**Description of the task**
Reply with nothing except the number of lines that contain the word "contracting".

[Dataset entries]
=-=-=-=-=
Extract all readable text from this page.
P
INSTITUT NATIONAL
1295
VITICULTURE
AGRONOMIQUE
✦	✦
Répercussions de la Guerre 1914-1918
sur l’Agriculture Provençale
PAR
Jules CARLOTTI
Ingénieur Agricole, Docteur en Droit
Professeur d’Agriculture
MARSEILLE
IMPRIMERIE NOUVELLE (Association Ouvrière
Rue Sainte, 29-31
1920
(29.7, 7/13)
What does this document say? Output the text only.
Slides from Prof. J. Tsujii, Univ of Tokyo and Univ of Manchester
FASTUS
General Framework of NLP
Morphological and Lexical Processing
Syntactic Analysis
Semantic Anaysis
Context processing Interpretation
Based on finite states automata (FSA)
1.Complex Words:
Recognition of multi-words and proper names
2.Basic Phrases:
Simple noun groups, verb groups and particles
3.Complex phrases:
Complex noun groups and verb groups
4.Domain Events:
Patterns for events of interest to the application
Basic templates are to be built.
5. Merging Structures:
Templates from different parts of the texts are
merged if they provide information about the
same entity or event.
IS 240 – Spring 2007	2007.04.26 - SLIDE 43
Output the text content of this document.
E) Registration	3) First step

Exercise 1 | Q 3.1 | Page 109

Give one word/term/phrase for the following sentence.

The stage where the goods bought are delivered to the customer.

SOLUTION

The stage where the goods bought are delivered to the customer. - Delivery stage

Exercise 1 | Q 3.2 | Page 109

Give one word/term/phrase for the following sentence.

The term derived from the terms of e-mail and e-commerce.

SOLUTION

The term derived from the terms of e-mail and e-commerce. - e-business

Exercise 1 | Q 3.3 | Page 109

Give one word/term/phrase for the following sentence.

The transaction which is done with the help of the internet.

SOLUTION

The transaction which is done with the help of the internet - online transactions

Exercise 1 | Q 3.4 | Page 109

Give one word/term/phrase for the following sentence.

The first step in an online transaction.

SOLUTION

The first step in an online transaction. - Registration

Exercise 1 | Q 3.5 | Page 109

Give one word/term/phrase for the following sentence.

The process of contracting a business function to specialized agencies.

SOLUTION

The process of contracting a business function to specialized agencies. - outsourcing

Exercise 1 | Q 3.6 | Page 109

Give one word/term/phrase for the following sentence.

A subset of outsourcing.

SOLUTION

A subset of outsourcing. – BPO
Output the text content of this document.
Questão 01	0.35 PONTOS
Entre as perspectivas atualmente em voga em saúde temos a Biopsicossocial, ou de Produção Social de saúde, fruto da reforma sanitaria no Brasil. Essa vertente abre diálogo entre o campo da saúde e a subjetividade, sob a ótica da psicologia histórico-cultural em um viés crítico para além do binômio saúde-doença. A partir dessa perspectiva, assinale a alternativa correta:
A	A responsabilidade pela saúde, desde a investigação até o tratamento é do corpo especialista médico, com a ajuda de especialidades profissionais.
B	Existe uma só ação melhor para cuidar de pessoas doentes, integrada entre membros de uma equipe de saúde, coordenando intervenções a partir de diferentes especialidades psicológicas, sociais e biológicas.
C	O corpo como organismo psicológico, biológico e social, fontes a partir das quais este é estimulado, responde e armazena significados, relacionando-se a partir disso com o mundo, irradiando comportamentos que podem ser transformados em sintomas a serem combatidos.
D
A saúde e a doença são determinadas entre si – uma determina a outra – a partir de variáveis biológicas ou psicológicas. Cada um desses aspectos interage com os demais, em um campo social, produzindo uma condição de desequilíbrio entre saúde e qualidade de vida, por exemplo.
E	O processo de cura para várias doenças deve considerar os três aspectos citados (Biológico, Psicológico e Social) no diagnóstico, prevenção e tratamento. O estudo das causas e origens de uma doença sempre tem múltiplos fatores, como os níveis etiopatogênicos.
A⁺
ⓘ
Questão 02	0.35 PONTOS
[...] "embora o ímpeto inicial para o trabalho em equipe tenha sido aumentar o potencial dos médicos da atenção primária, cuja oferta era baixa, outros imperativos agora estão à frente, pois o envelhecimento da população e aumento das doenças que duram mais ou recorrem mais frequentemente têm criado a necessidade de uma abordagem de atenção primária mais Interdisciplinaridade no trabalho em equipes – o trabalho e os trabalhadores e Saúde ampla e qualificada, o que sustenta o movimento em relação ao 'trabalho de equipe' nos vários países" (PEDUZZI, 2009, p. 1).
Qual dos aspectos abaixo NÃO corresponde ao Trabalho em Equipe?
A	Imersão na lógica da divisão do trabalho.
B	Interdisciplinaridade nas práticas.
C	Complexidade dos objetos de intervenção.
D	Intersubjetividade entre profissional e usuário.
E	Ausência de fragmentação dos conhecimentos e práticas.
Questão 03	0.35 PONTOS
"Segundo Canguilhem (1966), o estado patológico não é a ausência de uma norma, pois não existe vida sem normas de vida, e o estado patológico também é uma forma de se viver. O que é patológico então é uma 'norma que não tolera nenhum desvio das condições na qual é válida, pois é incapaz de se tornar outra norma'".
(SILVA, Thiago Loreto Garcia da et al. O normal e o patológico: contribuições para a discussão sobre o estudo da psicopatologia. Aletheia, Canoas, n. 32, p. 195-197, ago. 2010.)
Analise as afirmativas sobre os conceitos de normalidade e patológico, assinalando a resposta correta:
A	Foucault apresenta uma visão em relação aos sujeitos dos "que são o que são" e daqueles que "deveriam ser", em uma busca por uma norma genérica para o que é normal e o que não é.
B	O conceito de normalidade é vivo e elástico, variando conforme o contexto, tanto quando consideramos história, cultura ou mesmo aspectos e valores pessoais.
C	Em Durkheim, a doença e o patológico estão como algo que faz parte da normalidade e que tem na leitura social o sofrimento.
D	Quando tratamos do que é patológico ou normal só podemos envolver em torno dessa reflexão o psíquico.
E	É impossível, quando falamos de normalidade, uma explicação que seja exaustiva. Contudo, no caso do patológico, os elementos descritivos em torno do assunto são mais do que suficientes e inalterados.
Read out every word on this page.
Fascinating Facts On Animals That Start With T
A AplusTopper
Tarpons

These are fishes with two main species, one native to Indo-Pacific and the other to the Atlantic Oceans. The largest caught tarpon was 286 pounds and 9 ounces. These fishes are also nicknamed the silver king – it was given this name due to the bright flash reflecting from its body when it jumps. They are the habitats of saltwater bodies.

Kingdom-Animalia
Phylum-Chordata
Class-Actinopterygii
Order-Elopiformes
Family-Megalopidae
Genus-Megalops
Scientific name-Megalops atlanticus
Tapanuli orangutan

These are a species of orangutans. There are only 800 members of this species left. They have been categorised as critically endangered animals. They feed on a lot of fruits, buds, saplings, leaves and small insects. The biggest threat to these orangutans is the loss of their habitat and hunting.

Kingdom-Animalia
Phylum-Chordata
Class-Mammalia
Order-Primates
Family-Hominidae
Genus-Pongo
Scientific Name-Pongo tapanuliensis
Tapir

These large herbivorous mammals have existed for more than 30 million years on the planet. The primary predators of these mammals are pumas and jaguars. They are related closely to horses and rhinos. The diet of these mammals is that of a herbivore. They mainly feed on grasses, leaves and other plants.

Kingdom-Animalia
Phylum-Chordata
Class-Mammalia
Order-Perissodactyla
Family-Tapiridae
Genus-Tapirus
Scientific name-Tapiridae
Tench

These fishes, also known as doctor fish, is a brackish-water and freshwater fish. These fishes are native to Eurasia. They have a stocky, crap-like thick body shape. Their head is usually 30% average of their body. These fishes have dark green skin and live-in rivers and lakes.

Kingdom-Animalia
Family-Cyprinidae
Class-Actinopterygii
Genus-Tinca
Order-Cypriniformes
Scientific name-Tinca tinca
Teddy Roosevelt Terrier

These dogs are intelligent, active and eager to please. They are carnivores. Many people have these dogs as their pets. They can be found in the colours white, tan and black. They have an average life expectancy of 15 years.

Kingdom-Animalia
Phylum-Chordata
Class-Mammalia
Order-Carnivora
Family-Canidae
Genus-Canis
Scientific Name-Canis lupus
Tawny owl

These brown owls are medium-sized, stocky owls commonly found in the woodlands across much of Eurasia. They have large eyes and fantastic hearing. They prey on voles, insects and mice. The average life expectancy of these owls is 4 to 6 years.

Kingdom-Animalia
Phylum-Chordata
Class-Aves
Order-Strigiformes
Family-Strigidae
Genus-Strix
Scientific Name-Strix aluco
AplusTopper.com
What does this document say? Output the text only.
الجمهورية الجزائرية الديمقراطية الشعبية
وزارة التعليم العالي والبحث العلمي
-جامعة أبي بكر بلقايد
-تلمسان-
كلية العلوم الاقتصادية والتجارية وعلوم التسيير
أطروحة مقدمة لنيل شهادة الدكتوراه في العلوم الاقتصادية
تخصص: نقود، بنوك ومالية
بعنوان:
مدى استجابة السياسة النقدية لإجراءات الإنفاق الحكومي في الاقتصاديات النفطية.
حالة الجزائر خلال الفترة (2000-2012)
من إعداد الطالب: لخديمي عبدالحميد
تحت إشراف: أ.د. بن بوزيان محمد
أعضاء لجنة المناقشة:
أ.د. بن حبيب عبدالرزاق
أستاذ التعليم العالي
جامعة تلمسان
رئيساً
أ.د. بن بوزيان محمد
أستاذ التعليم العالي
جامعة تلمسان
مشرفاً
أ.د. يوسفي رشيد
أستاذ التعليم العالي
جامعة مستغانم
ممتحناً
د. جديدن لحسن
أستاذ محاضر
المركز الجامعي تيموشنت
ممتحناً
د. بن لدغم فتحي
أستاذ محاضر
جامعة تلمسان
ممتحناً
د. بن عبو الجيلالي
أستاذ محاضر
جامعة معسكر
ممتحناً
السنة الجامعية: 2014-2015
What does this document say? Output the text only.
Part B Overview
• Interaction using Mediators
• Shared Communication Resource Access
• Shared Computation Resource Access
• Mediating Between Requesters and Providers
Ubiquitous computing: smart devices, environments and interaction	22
=-=-=-=-=
**Task answer**
2